▸ **GIVEN TASK**: Give the material once more, word for word, without any images.
# Start of SUPPLIED MATERIAL
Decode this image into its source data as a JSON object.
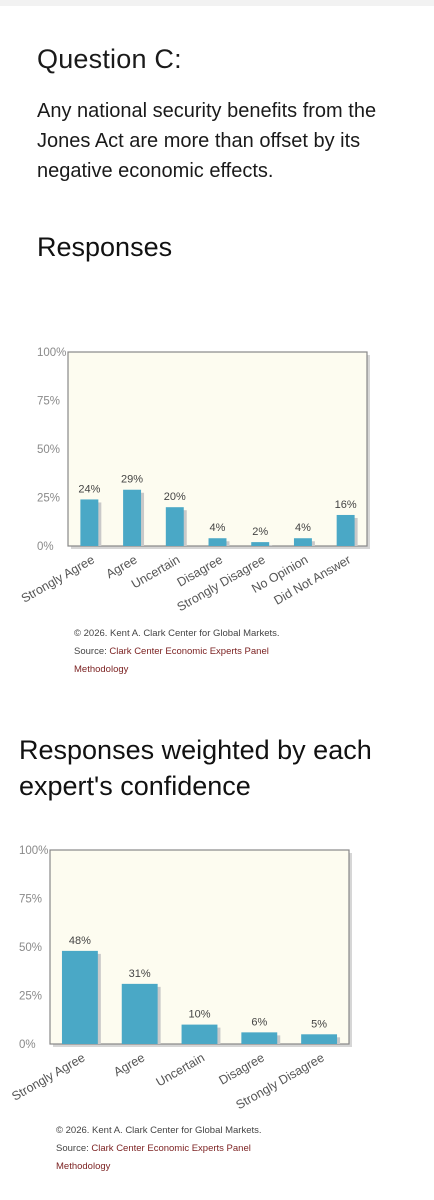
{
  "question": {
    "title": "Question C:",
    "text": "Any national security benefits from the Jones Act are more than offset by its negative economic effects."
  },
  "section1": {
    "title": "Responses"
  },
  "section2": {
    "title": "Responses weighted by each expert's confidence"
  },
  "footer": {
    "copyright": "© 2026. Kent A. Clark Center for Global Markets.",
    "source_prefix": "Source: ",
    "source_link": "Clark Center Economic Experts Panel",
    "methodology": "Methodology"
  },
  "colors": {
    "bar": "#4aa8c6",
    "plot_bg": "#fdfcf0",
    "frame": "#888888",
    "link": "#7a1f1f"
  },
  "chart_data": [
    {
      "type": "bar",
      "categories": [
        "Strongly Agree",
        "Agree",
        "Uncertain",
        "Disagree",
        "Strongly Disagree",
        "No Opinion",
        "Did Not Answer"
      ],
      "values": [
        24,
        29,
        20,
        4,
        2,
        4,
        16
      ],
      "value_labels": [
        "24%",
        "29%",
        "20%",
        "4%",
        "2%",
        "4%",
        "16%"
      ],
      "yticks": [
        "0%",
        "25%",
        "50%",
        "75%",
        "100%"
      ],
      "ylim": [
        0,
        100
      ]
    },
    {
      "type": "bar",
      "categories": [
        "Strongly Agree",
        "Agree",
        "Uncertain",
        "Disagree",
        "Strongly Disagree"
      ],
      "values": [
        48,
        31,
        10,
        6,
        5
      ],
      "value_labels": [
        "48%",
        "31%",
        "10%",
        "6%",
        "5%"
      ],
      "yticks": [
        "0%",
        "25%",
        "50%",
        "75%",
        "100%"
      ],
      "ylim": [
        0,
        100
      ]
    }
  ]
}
# End of SUPPLIED MATERIAL
▸ **SOLUTION FOR THIS EXERCISE**:
Decode this image into its source data as a JSON object.
{
  "question": {
    "title": "Question C:",
    "text": "Any national security benefits from the Jones Act are more than offset by its negative economic effects."
  },
  "section1": {
    "title": "Responses"
  },
  "section2": {
    "title": "Responses weighted by each expert's confidence"
  },
  "footer": {
    "copyright": "© 2026. Kent A. Clark Center for Global Markets.",
    "source_prefix": "Source: ",
    "source_link": "Clark Center Economic Experts Panel",
    "methodology": "Methodology"
  },
  "colors": {
    "bar": "#4aa8c6",
    "plot_bg": "#fdfcf0",
    "frame": "#888888",
    "link": "#7a1f1f"
  },
  "chart_data": [
    {
      "type": "bar",
      "categories": [
        "Strongly Agree",
        "Agree",
        "Uncertain",
        "Disagree",
        "Strongly Disagree",
        "No Opinion",
        "Did Not Answer"
      ],
      "values": [
        24,
        29,
        20,
        4,
        2,
        4,
        16
      ],
      "value_labels": [
        "24%",
        "29%",
        "20%",
        "4%",
        "2%",
        "4%",
        "16%"
      ],
      "yticks": [
        "0%",
        "25%",
        "50%",
        "75%",
        "100%"
      ],
      "ylim": [
        0,
        100
      ]
    },
    {
      "type": "bar",
      "categories": [
        "Strongly Agree",
        "Agree",
        "Uncertain",
        "Disagree",
        "Strongly Disagree"
      ],
      "values": [
        48,
        31,
        10,
        6,
        5
      ],
      "value_labels": [
        "48%",
        "31%",
        "10%",
        "6%",
        "5%"
      ],
      "yticks": [
        "0%",
        "25%",
        "50%",
        "75%",
        "100%"
      ],
      "ylim": [
        0,
        100
      ]
    }
  ]
}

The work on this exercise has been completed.